**Challenge:** Pick out every line holding the string "dapat" and copy it.

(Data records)
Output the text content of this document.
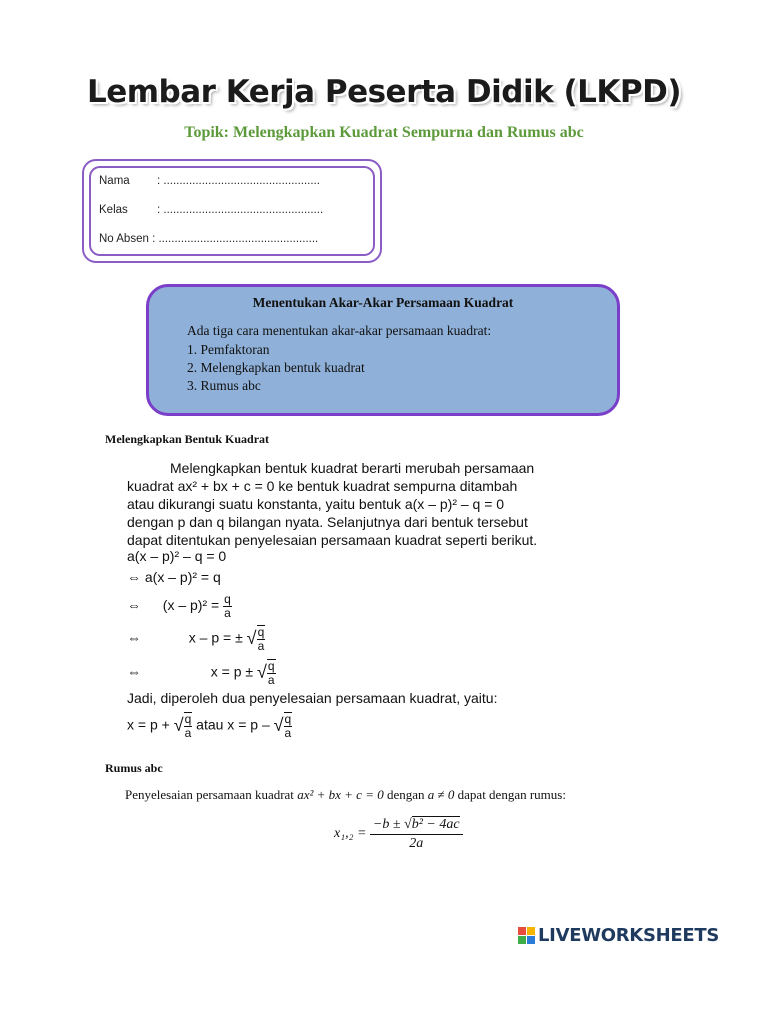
Lembar Kerja Peserta Didik (LKPD)
Topik: Melengkapkan Kuadrat Sempurna dan Rumus abc
Nama : .................................................
Kelas	: ..................................................
No Absen : ..................................................
Menentukan Akar-Akar Persamaan Kuadrat
Ada tiga cara menentukan akar-akar persamaan kuadrat:
1. Pemfaktoran
2. Melengkapkan bentuk kuadrat
3. Rumus abc
Melengkapkan Bentuk Kuadrat
Melengkapkan bentuk kuadrat berarti merubah persamaan
kuadrat ax² + bx + c = 0 ke bentuk kuadrat sempurna ditambah
atau dikurangi suatu konstanta, yaitu bentuk a(x – p)² – q = 0
dengan p dan q bilangan nyata. Selanjutnya dari bentuk tersebut
dapat ditentukan penyelesaian persamaan kuadrat seperti berikut.
a(x – p)² – q = 0
⇔ a(x – p)² = q
⇔ $(x - p)^2 = \frac{q}{a}$
⇔	x – p = ± √ $\frac{q}{a}$
⇔	x = p ± √ $\frac{q}{a}$
Jadi, diperoleh dua penyelesaian persamaan kuadrat, yaitu:
x = p + √ $\frac{q}{a}$ atau x = p – √ $\frac{q}{a}$
Rumus abc
Penyelesaian persamaan kuadrat ax² + bx + c = 0 dengan a ≠ 0 dapat dengan rumus:
$x_1,_2 = \frac{\text{−b ± √b² − 4ac}}{2a}$
LIVEWORKSHEETS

**Response:**
dapat ditentukan penyelesaian persamaan kuadrat seperti berikut.
Penyelesaian persamaan kuadrat ax² + bx + c = 0 dengan a ≠ 0 dapat dengan rumus:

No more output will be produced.